%%
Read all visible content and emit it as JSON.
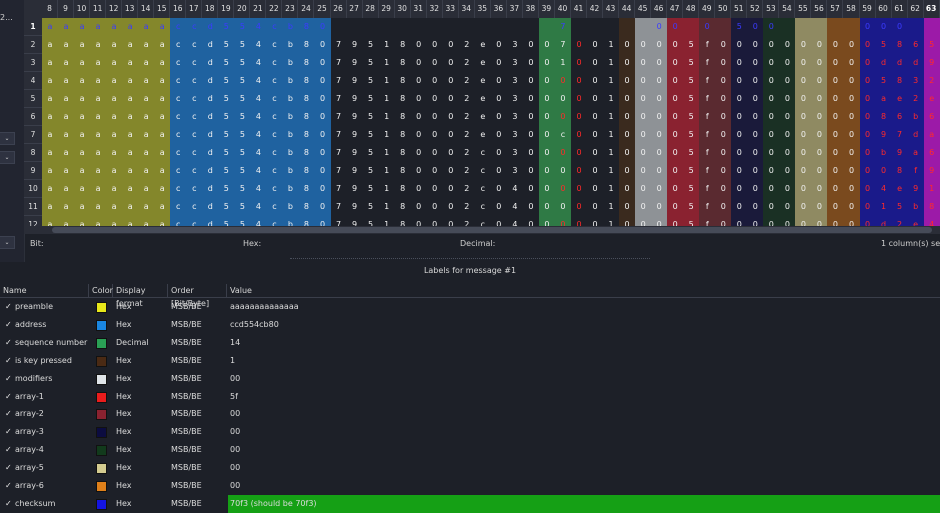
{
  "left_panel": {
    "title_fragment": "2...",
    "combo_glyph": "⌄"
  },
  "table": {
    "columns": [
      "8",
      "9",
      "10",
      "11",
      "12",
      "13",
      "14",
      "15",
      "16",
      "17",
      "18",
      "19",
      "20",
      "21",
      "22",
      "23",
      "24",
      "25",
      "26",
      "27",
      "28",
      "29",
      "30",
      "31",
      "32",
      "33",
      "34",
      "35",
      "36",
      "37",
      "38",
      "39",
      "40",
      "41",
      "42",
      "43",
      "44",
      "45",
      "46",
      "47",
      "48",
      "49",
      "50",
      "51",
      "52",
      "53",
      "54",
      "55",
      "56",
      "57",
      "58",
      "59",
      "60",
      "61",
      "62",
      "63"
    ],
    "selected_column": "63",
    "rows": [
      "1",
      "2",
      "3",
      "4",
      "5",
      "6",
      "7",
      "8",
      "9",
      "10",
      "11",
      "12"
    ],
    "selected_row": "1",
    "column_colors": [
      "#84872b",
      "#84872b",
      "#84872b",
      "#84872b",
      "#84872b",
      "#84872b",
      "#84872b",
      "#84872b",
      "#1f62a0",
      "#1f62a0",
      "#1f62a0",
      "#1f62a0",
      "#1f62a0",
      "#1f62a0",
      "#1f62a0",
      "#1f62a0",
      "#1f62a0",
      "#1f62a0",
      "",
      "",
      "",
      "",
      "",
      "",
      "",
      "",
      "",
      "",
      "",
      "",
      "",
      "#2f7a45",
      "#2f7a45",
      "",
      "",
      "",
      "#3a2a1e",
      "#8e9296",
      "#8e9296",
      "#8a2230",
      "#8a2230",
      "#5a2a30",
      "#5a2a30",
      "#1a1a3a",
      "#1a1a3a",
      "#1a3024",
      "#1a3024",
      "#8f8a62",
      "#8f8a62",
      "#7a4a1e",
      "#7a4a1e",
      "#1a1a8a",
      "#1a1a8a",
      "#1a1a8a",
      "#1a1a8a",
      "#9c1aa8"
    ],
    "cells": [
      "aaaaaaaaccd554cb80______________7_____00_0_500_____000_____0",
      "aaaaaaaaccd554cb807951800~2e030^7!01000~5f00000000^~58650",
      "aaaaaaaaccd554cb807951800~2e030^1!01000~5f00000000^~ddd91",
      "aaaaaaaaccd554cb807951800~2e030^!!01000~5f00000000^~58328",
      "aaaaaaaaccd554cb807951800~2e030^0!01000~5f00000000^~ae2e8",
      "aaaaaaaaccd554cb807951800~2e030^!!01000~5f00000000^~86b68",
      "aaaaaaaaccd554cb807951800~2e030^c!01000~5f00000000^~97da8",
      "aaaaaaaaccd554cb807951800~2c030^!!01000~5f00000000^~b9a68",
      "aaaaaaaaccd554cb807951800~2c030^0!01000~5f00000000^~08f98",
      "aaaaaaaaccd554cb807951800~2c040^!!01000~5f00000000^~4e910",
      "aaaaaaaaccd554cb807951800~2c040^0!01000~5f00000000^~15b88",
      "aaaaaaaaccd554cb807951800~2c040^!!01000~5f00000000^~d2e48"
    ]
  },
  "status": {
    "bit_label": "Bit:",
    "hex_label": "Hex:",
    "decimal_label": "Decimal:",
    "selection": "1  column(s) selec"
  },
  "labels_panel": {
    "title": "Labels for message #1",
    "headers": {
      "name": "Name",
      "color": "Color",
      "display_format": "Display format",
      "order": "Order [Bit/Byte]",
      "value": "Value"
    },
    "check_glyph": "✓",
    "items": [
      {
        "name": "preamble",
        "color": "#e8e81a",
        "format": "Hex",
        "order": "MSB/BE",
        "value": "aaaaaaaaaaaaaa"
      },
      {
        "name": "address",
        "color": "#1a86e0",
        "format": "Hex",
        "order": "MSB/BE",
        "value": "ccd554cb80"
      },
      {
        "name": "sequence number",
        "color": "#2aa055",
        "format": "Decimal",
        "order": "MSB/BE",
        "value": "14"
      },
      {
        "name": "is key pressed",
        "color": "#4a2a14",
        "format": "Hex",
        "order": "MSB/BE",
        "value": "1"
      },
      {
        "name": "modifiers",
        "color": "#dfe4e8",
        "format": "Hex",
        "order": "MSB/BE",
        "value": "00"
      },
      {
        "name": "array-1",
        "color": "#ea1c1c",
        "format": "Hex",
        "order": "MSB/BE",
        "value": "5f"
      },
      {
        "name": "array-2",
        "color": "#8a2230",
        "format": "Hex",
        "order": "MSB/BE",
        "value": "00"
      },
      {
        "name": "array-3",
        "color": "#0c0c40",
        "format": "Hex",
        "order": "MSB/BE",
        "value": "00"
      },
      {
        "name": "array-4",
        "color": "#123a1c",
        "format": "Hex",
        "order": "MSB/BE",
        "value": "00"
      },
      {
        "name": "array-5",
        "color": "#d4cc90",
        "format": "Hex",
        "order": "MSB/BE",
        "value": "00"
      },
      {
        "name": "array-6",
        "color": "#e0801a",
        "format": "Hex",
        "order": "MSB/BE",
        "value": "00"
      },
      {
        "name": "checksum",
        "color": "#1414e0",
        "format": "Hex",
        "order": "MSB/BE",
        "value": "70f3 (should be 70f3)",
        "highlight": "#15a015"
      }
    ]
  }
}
%%
- Problem to work on
The records above must be printed exactly; the pictures stay out.

- Exercise result
Read all visible content and emit it as JSON.
{
  "left_panel": {
    "title_fragment": "2...",
    "combo_glyph": "⌄"
  },
  "table": {
    "columns": [
      "8",
      "9",
      "10",
      "11",
      "12",
      "13",
      "14",
      "15",
      "16",
      "17",
      "18",
      "19",
      "20",
      "21",
      "22",
      "23",
      "24",
      "25",
      "26",
      "27",
      "28",
      "29",
      "30",
      "31",
      "32",
      "33",
      "34",
      "35",
      "36",
      "37",
      "38",
      "39",
      "40",
      "41",
      "42",
      "43",
      "44",
      "45",
      "46",
      "47",
      "48",
      "49",
      "50",
      "51",
      "52",
      "53",
      "54",
      "55",
      "56",
      "57",
      "58",
      "59",
      "60",
      "61",
      "62",
      "63"
    ],
    "selected_column": "63",
    "rows": [
      "1",
      "2",
      "3",
      "4",
      "5",
      "6",
      "7",
      "8",
      "9",
      "10",
      "11",
      "12"
    ],
    "selected_row": "1",
    "column_colors": [
      "#84872b",
      "#84872b",
      "#84872b",
      "#84872b",
      "#84872b",
      "#84872b",
      "#84872b",
      "#84872b",
      "#1f62a0",
      "#1f62a0",
      "#1f62a0",
      "#1f62a0",
      "#1f62a0",
      "#1f62a0",
      "#1f62a0",
      "#1f62a0",
      "#1f62a0",
      "#1f62a0",
      "",
      "",
      "",
      "",
      "",
      "",
      "",
      "",
      "",
      "",
      "",
      "",
      "",
      "#2f7a45",
      "#2f7a45",
      "",
      "",
      "",
      "#3a2a1e",
      "#8e9296",
      "#8e9296",
      "#8a2230",
      "#8a2230",
      "#5a2a30",
      "#5a2a30",
      "#1a1a3a",
      "#1a1a3a",
      "#1a3024",
      "#1a3024",
      "#8f8a62",
      "#8f8a62",
      "#7a4a1e",
      "#7a4a1e",
      "#1a1a8a",
      "#1a1a8a",
      "#1a1a8a",
      "#1a1a8a",
      "#9c1aa8"
    ],
    "cells": [
      "aaaaaaaaccd554cb80______________7_____00_0_500_____000_____0",
      "aaaaaaaaccd554cb807951800~2e030^7!01000~5f00000000^~58650",
      "aaaaaaaaccd554cb807951800~2e030^1!01000~5f00000000^~ddd91",
      "aaaaaaaaccd554cb807951800~2e030^!!01000~5f00000000^~58328",
      "aaaaaaaaccd554cb807951800~2e030^0!01000~5f00000000^~ae2e8",
      "aaaaaaaaccd554cb807951800~2e030^!!01000~5f00000000^~86b68",
      "aaaaaaaaccd554cb807951800~2e030^c!01000~5f00000000^~97da8",
      "aaaaaaaaccd554cb807951800~2c030^!!01000~5f00000000^~b9a68",
      "aaaaaaaaccd554cb807951800~2c030^0!01000~5f00000000^~08f98",
      "aaaaaaaaccd554cb807951800~2c040^!!01000~5f00000000^~4e910",
      "aaaaaaaaccd554cb807951800~2c040^0!01000~5f00000000^~15b88",
      "aaaaaaaaccd554cb807951800~2c040^!!01000~5f00000000^~d2e48"
    ]
  },
  "status": {
    "bit_label": "Bit:",
    "hex_label": "Hex:",
    "decimal_label": "Decimal:",
    "selection": "1  column(s) selec"
  },
  "labels_panel": {
    "title": "Labels for message #1",
    "headers": {
      "name": "Name",
      "color": "Color",
      "display_format": "Display format",
      "order": "Order [Bit/Byte]",
      "value": "Value"
    },
    "check_glyph": "✓",
    "items": [
      {
        "name": "preamble",
        "color": "#e8e81a",
        "format": "Hex",
        "order": "MSB/BE",
        "value": "aaaaaaaaaaaaaa"
      },
      {
        "name": "address",
        "color": "#1a86e0",
        "format": "Hex",
        "order": "MSB/BE",
        "value": "ccd554cb80"
      },
      {
        "name": "sequence number",
        "color": "#2aa055",
        "format": "Decimal",
        "order": "MSB/BE",
        "value": "14"
      },
      {
        "name": "is key pressed",
        "color": "#4a2a14",
        "format": "Hex",
        "order": "MSB/BE",
        "value": "1"
      },
      {
        "name": "modifiers",
        "color": "#dfe4e8",
        "format": "Hex",
        "order": "MSB/BE",
        "value": "00"
      },
      {
        "name": "array-1",
        "color": "#ea1c1c",
        "format": "Hex",
        "order": "MSB/BE",
        "value": "5f"
      },
      {
        "name": "array-2",
        "color": "#8a2230",
        "format": "Hex",
        "order": "MSB/BE",
        "value": "00"
      },
      {
        "name": "array-3",
        "color": "#0c0c40",
        "format": "Hex",
        "order": "MSB/BE",
        "value": "00"
      },
      {
        "name": "array-4",
        "color": "#123a1c",
        "format": "Hex",
        "order": "MSB/BE",
        "value": "00"
      },
      {
        "name": "array-5",
        "color": "#d4cc90",
        "format": "Hex",
        "order": "MSB/BE",
        "value": "00"
      },
      {
        "name": "array-6",
        "color": "#e0801a",
        "format": "Hex",
        "order": "MSB/BE",
        "value": "00"
      },
      {
        "name": "checksum",
        "color": "#1414e0",
        "format": "Hex",
        "order": "MSB/BE",
        "value": "70f3 (should be 70f3)",
        "highlight": "#15a015"
      }
    ]
  }
}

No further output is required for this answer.